**** Supplied data ****

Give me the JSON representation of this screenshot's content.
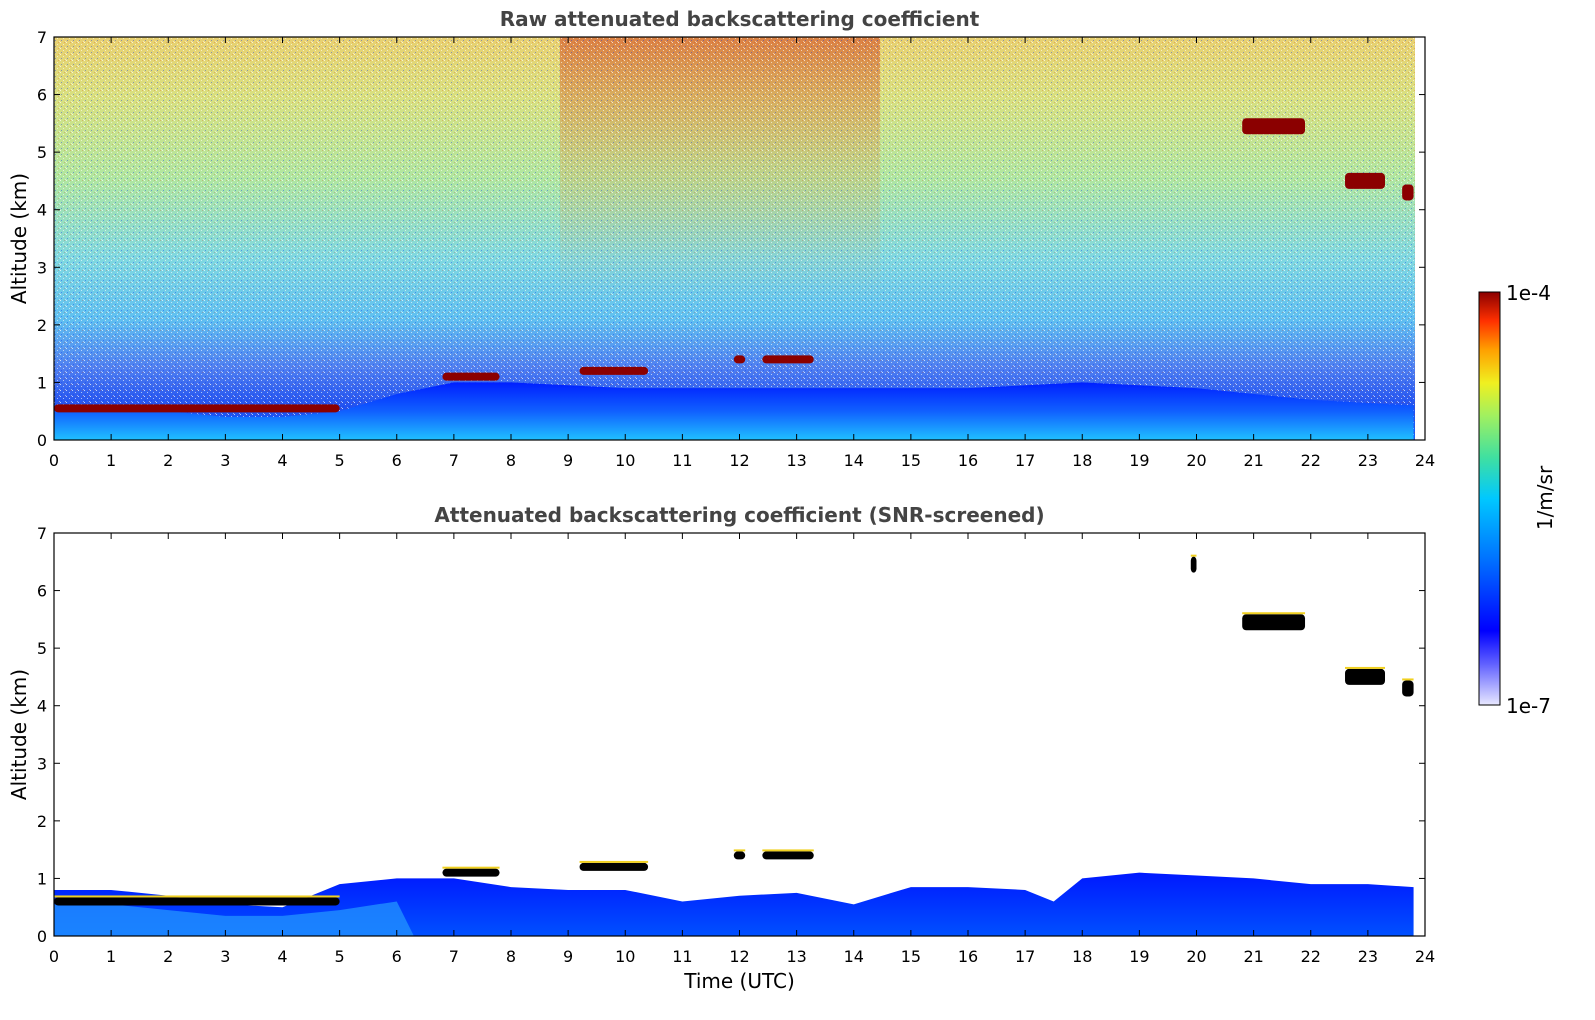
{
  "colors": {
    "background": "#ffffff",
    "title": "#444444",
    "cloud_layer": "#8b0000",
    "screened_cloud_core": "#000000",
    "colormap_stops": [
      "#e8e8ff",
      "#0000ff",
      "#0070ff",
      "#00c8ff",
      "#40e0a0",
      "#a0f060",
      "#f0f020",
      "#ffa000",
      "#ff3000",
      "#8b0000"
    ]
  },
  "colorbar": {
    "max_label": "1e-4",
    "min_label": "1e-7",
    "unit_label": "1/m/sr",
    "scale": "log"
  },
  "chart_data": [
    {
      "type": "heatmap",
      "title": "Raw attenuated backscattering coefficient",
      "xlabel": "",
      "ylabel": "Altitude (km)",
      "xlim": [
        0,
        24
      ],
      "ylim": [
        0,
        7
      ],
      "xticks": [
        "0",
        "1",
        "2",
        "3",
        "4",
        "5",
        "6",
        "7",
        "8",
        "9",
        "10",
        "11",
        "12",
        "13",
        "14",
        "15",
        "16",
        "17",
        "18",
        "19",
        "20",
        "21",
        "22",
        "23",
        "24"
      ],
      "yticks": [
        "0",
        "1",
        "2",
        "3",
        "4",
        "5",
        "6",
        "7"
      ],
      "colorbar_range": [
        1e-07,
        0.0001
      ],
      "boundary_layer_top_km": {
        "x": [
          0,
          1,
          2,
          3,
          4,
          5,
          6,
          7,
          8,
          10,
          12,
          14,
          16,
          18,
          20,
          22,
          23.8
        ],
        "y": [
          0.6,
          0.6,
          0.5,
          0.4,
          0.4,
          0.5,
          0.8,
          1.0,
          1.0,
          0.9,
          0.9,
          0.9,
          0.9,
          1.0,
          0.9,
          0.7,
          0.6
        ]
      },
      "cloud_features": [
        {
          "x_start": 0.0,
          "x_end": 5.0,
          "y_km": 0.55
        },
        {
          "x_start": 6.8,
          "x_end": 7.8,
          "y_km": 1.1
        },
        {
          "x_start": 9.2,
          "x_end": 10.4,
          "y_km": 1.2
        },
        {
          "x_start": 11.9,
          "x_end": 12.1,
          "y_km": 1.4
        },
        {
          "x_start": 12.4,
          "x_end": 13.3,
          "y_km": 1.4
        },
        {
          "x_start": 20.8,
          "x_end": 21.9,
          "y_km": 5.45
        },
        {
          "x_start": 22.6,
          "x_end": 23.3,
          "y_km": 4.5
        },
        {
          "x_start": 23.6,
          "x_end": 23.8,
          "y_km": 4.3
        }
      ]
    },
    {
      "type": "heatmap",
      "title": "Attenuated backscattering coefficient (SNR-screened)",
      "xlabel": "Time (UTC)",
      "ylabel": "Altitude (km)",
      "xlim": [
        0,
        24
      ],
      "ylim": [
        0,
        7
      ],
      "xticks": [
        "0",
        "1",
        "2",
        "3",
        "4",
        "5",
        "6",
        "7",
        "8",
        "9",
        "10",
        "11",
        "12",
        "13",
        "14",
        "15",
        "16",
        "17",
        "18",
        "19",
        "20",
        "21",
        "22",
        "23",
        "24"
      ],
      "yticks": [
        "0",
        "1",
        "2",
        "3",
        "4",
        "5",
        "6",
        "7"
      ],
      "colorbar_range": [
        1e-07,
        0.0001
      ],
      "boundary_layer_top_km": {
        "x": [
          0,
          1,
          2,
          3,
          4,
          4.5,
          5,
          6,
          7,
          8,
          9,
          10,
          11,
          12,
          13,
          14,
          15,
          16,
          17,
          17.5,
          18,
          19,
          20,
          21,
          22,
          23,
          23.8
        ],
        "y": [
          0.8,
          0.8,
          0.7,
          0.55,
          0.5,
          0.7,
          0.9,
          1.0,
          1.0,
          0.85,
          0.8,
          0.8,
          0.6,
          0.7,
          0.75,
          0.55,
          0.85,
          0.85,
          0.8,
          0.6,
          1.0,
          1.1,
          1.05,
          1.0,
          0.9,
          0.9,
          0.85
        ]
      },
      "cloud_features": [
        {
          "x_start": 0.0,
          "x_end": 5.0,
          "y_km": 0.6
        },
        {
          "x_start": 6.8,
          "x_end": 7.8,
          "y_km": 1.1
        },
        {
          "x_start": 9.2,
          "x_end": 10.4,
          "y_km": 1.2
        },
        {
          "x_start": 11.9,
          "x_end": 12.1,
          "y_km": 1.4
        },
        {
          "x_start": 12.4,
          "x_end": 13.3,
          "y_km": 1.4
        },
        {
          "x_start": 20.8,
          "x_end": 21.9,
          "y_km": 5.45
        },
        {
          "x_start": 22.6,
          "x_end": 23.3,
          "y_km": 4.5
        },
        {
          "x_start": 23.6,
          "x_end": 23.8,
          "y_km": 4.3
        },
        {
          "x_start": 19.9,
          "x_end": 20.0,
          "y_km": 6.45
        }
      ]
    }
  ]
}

****

### [Problem]
Except for the pictures, give all the material above again verbatim.

### [Response to the task]
Give me the JSON representation of this screenshot's content.
{
  "colors": {
    "background": "#ffffff",
    "title": "#444444",
    "cloud_layer": "#8b0000",
    "screened_cloud_core": "#000000",
    "colormap_stops": [
      "#e8e8ff",
      "#0000ff",
      "#0070ff",
      "#00c8ff",
      "#40e0a0",
      "#a0f060",
      "#f0f020",
      "#ffa000",
      "#ff3000",
      "#8b0000"
    ]
  },
  "colorbar": {
    "max_label": "1e-4",
    "min_label": "1e-7",
    "unit_label": "1/m/sr",
    "scale": "log"
  },
  "chart_data": [
    {
      "type": "heatmap",
      "title": "Raw attenuated backscattering coefficient",
      "xlabel": "",
      "ylabel": "Altitude (km)",
      "xlim": [
        0,
        24
      ],
      "ylim": [
        0,
        7
      ],
      "xticks": [
        "0",
        "1",
        "2",
        "3",
        "4",
        "5",
        "6",
        "7",
        "8",
        "9",
        "10",
        "11",
        "12",
        "13",
        "14",
        "15",
        "16",
        "17",
        "18",
        "19",
        "20",
        "21",
        "22",
        "23",
        "24"
      ],
      "yticks": [
        "0",
        "1",
        "2",
        "3",
        "4",
        "5",
        "6",
        "7"
      ],
      "colorbar_range": [
        1e-07,
        0.0001
      ],
      "boundary_layer_top_km": {
        "x": [
          0,
          1,
          2,
          3,
          4,
          5,
          6,
          7,
          8,
          10,
          12,
          14,
          16,
          18,
          20,
          22,
          23.8
        ],
        "y": [
          0.6,
          0.6,
          0.5,
          0.4,
          0.4,
          0.5,
          0.8,
          1.0,
          1.0,
          0.9,
          0.9,
          0.9,
          0.9,
          1.0,
          0.9,
          0.7,
          0.6
        ]
      },
      "cloud_features": [
        {
          "x_start": 0.0,
          "x_end": 5.0,
          "y_km": 0.55
        },
        {
          "x_start": 6.8,
          "x_end": 7.8,
          "y_km": 1.1
        },
        {
          "x_start": 9.2,
          "x_end": 10.4,
          "y_km": 1.2
        },
        {
          "x_start": 11.9,
          "x_end": 12.1,
          "y_km": 1.4
        },
        {
          "x_start": 12.4,
          "x_end": 13.3,
          "y_km": 1.4
        },
        {
          "x_start": 20.8,
          "x_end": 21.9,
          "y_km": 5.45
        },
        {
          "x_start": 22.6,
          "x_end": 23.3,
          "y_km": 4.5
        },
        {
          "x_start": 23.6,
          "x_end": 23.8,
          "y_km": 4.3
        }
      ]
    },
    {
      "type": "heatmap",
      "title": "Attenuated backscattering coefficient (SNR-screened)",
      "xlabel": "Time (UTC)",
      "ylabel": "Altitude (km)",
      "xlim": [
        0,
        24
      ],
      "ylim": [
        0,
        7
      ],
      "xticks": [
        "0",
        "1",
        "2",
        "3",
        "4",
        "5",
        "6",
        "7",
        "8",
        "9",
        "10",
        "11",
        "12",
        "13",
        "14",
        "15",
        "16",
        "17",
        "18",
        "19",
        "20",
        "21",
        "22",
        "23",
        "24"
      ],
      "yticks": [
        "0",
        "1",
        "2",
        "3",
        "4",
        "5",
        "6",
        "7"
      ],
      "colorbar_range": [
        1e-07,
        0.0001
      ],
      "boundary_layer_top_km": {
        "x": [
          0,
          1,
          2,
          3,
          4,
          4.5,
          5,
          6,
          7,
          8,
          9,
          10,
          11,
          12,
          13,
          14,
          15,
          16,
          17,
          17.5,
          18,
          19,
          20,
          21,
          22,
          23,
          23.8
        ],
        "y": [
          0.8,
          0.8,
          0.7,
          0.55,
          0.5,
          0.7,
          0.9,
          1.0,
          1.0,
          0.85,
          0.8,
          0.8,
          0.6,
          0.7,
          0.75,
          0.55,
          0.85,
          0.85,
          0.8,
          0.6,
          1.0,
          1.1,
          1.05,
          1.0,
          0.9,
          0.9,
          0.85
        ]
      },
      "cloud_features": [
        {
          "x_start": 0.0,
          "x_end": 5.0,
          "y_km": 0.6
        },
        {
          "x_start": 6.8,
          "x_end": 7.8,
          "y_km": 1.1
        },
        {
          "x_start": 9.2,
          "x_end": 10.4,
          "y_km": 1.2
        },
        {
          "x_start": 11.9,
          "x_end": 12.1,
          "y_km": 1.4
        },
        {
          "x_start": 12.4,
          "x_end": 13.3,
          "y_km": 1.4
        },
        {
          "x_start": 20.8,
          "x_end": 21.9,
          "y_km": 5.45
        },
        {
          "x_start": 22.6,
          "x_end": 23.3,
          "y_km": 4.5
        },
        {
          "x_start": 23.6,
          "x_end": 23.8,
          "y_km": 4.3
        },
        {
          "x_start": 19.9,
          "x_end": 20.0,
          "y_km": 6.45
        }
      ]
    }
  ]
}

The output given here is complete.